Figure data in JSON:
====
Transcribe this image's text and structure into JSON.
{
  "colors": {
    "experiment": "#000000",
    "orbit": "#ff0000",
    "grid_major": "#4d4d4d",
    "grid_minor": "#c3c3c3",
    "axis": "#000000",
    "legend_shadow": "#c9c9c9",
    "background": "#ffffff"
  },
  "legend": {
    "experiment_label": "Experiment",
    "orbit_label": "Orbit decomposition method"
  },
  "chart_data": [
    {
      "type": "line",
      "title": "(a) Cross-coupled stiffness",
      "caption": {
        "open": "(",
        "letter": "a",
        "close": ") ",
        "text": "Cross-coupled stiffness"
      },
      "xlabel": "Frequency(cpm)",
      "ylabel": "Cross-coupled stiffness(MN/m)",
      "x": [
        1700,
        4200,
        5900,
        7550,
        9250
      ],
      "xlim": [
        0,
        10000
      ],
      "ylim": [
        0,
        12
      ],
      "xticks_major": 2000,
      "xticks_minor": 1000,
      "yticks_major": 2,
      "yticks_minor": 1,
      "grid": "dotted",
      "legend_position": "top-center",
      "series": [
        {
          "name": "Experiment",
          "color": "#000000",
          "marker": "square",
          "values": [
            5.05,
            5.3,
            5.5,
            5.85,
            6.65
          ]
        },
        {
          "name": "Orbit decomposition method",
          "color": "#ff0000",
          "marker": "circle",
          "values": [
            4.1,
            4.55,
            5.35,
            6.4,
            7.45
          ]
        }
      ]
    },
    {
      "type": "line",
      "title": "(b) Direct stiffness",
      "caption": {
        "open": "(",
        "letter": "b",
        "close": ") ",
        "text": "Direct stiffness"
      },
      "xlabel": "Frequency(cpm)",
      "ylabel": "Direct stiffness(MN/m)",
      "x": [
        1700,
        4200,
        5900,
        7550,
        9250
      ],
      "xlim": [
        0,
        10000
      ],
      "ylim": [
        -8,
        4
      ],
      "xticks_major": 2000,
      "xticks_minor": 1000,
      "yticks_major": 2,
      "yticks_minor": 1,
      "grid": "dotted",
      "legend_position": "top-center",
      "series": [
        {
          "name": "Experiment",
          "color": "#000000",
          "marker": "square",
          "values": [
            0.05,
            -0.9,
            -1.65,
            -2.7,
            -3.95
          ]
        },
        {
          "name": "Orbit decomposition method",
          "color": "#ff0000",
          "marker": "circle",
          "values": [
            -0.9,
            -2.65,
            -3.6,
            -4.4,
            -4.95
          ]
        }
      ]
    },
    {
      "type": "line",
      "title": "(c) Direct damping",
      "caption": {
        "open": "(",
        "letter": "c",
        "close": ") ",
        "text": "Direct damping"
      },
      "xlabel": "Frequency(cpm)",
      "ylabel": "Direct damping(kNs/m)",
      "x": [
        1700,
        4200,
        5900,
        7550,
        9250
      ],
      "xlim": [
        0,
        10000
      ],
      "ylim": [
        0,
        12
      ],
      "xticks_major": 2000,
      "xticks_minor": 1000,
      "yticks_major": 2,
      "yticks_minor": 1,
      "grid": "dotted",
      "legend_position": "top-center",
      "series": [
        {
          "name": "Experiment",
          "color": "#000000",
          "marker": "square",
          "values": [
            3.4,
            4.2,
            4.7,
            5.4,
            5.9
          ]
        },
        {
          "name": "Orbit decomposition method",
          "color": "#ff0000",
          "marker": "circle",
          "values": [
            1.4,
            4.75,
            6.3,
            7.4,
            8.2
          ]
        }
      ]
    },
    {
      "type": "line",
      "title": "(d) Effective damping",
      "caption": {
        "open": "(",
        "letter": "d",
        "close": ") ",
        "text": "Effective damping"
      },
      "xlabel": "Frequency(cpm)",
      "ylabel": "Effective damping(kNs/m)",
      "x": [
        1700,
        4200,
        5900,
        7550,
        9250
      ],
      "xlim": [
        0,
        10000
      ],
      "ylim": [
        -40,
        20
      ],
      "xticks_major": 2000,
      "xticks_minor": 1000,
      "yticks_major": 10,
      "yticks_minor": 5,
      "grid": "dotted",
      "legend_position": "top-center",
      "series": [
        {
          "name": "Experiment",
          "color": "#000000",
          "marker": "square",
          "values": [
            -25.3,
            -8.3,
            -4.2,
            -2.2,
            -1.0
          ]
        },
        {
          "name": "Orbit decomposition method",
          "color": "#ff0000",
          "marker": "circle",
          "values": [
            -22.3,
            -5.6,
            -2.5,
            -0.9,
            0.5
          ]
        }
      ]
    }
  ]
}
====
Aim: Each line above is to be repeated exactly.

Problem solution:
Transcribe this image's text and structure into JSON.
{
  "colors": {
    "experiment": "#000000",
    "orbit": "#ff0000",
    "grid_major": "#4d4d4d",
    "grid_minor": "#c3c3c3",
    "axis": "#000000",
    "legend_shadow": "#c9c9c9",
    "background": "#ffffff"
  },
  "legend": {
    "experiment_label": "Experiment",
    "orbit_label": "Orbit decomposition method"
  },
  "chart_data": [
    {
      "type": "line",
      "title": "(a) Cross-coupled stiffness",
      "caption": {
        "open": "(",
        "letter": "a",
        "close": ") ",
        "text": "Cross-coupled stiffness"
      },
      "xlabel": "Frequency(cpm)",
      "ylabel": "Cross-coupled stiffness(MN/m)",
      "x": [
        1700,
        4200,
        5900,
        7550,
        9250
      ],
      "xlim": [
        0,
        10000
      ],
      "ylim": [
        0,
        12
      ],
      "xticks_major": 2000,
      "xticks_minor": 1000,
      "yticks_major": 2,
      "yticks_minor": 1,
      "grid": "dotted",
      "legend_position": "top-center",
      "series": [
        {
          "name": "Experiment",
          "color": "#000000",
          "marker": "square",
          "values": [
            5.05,
            5.3,
            5.5,
            5.85,
            6.65
          ]
        },
        {
          "name": "Orbit decomposition method",
          "color": "#ff0000",
          "marker": "circle",
          "values": [
            4.1,
            4.55,
            5.35,
            6.4,
            7.45
          ]
        }
      ]
    },
    {
      "type": "line",
      "title": "(b) Direct stiffness",
      "caption": {
        "open": "(",
        "letter": "b",
        "close": ") ",
        "text": "Direct stiffness"
      },
      "xlabel": "Frequency(cpm)",
      "ylabel": "Direct stiffness(MN/m)",
      "x": [
        1700,
        4200,
        5900,
        7550,
        9250
      ],
      "xlim": [
        0,
        10000
      ],
      "ylim": [
        -8,
        4
      ],
      "xticks_major": 2000,
      "xticks_minor": 1000,
      "yticks_major": 2,
      "yticks_minor": 1,
      "grid": "dotted",
      "legend_position": "top-center",
      "series": [
        {
          "name": "Experiment",
          "color": "#000000",
          "marker": "square",
          "values": [
            0.05,
            -0.9,
            -1.65,
            -2.7,
            -3.95
          ]
        },
        {
          "name": "Orbit decomposition method",
          "color": "#ff0000",
          "marker": "circle",
          "values": [
            -0.9,
            -2.65,
            -3.6,
            -4.4,
            -4.95
          ]
        }
      ]
    },
    {
      "type": "line",
      "title": "(c) Direct damping",
      "caption": {
        "open": "(",
        "letter": "c",
        "close": ") ",
        "text": "Direct damping"
      },
      "xlabel": "Frequency(cpm)",
      "ylabel": "Direct damping(kNs/m)",
      "x": [
        1700,
        4200,
        5900,
        7550,
        9250
      ],
      "xlim": [
        0,
        10000
      ],
      "ylim": [
        0,
        12
      ],
      "xticks_major": 2000,
      "xticks_minor": 1000,
      "yticks_major": 2,
      "yticks_minor": 1,
      "grid": "dotted",
      "legend_position": "top-center",
      "series": [
        {
          "name": "Experiment",
          "color": "#000000",
          "marker": "square",
          "values": [
            3.4,
            4.2,
            4.7,
            5.4,
            5.9
          ]
        },
        {
          "name": "Orbit decomposition method",
          "color": "#ff0000",
          "marker": "circle",
          "values": [
            1.4,
            4.75,
            6.3,
            7.4,
            8.2
          ]
        }
      ]
    },
    {
      "type": "line",
      "title": "(d) Effective damping",
      "caption": {
        "open": "(",
        "letter": "d",
        "close": ") ",
        "text": "Effective damping"
      },
      "xlabel": "Frequency(cpm)",
      "ylabel": "Effective damping(kNs/m)",
      "x": [
        1700,
        4200,
        5900,
        7550,
        9250
      ],
      "xlim": [
        0,
        10000
      ],
      "ylim": [
        -40,
        20
      ],
      "xticks_major": 2000,
      "xticks_minor": 1000,
      "yticks_major": 10,
      "yticks_minor": 5,
      "grid": "dotted",
      "legend_position": "top-center",
      "series": [
        {
          "name": "Experiment",
          "color": "#000000",
          "marker": "square",
          "values": [
            -25.3,
            -8.3,
            -4.2,
            -2.2,
            -1.0
          ]
        },
        {
          "name": "Orbit decomposition method",
          "color": "#ff0000",
          "marker": "circle",
          "values": [
            -22.3,
            -5.6,
            -2.5,
            -0.9,
            0.5
          ]
        }
      ]
    }
  ]
}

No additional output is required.